Work to do: Write out every record in full, exactly as written, please.

(Stored records)
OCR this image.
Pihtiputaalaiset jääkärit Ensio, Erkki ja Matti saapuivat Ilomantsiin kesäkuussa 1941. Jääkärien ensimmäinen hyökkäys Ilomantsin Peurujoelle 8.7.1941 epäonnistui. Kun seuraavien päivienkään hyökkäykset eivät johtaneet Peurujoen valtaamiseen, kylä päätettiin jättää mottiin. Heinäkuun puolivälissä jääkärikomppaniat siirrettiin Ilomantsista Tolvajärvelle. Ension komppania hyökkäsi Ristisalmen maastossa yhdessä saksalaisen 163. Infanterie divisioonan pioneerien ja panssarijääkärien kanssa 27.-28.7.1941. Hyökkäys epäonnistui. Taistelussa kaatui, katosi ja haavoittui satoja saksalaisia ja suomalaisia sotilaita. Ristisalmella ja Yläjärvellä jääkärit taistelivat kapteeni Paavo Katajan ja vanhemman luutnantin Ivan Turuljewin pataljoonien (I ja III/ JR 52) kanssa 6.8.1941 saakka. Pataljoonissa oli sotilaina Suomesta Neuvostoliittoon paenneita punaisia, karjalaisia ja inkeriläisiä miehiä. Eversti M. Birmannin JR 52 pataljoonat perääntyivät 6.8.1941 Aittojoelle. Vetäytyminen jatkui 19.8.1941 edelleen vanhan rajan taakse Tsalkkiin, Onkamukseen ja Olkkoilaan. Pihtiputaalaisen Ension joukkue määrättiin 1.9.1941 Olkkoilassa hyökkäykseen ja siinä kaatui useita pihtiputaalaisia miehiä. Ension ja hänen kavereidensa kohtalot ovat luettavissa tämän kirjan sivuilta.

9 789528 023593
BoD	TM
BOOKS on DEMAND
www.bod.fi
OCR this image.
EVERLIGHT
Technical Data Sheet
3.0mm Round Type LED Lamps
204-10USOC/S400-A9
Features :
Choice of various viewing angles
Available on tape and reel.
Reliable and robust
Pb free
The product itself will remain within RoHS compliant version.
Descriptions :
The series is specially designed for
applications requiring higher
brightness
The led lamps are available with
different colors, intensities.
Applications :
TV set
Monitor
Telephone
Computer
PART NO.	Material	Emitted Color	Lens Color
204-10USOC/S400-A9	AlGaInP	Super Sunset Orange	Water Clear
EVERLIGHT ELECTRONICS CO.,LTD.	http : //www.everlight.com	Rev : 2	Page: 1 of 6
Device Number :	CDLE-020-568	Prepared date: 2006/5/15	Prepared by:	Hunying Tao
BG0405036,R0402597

Expected answer:
OCR this image.
Pihtiputaalaiset jääkärit Ensio, Erkki ja Matti saapuivat Ilomantsiin kesäkuussa 1941. Jääkärien ensimmäinen hyökkäys Ilomantsin Peurujoelle 8.7.1941 epäonnistui. Kun seuraavien päivienkään hyökkäykset eivät johtaneet Peurujoen valtaamiseen, kylä päätettiin jättää mottiin. Heinäkuun puolivälissä jääkärikomppaniat siirrettiin Ilomantsista Tolvajärvelle. Ension komppania hyökkäsi Ristisalmen maastossa yhdessä saksalaisen 163. Infanterie divisioonan pioneerien ja panssarijääkärien kanssa 27.-28.7.1941. Hyökkäys epäonnistui. Taistelussa kaatui, katosi ja haavoittui satoja saksalaisia ja suomalaisia sotilaita. Ristisalmella ja Yläjärvellä jääkärit taistelivat kapteeni Paavo Katajan ja vanhemman luutnantin Ivan Turuljewin pataljoonien (I ja III/ JR 52) kanssa 6.8.1941 saakka. Pataljoonissa oli sotilaina Suomesta Neuvostoliittoon paenneita punaisia, karjalaisia ja inkeriläisiä miehiä. Eversti M. Birmannin JR 52 pataljoonat perääntyivät 6.8.1941 Aittojoelle. Vetäytyminen jatkui 19.8.1941 edelleen vanhan rajan taakse Tsalkkiin, Onkamukseen ja Olkkoilaan. Pihtiputaalaisen Ension joukkue määrättiin 1.9.1941 Olkkoilassa hyökkäykseen ja siinä kaatui useita pihtiputaalaisia miehiä. Ension ja hänen kavereidensa kohtalot ovat luettavissa tämän kirjan sivuilta.

9 789528 023593
BoD	TM
BOOKS on DEMAND
www.bod.fi
OCR this image.
EVERLIGHT
Technical Data Sheet
3.0mm Round Type LED Lamps
204-10USOC/S400-A9
Features :
Choice of various viewing angles
Available on tape and reel.
Reliable and robust
Pb free
The product itself will remain within RoHS compliant version.
Descriptions :
The series is specially designed for
applications requiring higher
brightness
The led lamps are available with
different colors, intensities.
Applications :
TV set
Monitor
Telephone
Computer
PART NO.	Material	Emitted Color	Lens Color
204-10USOC/S400-A9	AlGaInP	Super Sunset Orange	Water Clear
EVERLIGHT ELECTRONICS CO.,LTD.	http : //www.everlight.com	Rev : 2	Page: 1 of 6
Device Number :	CDLE-020-568	Prepared date: 2006/5/15	Prepared by:	Hunying Tao
BG0405036,R0402597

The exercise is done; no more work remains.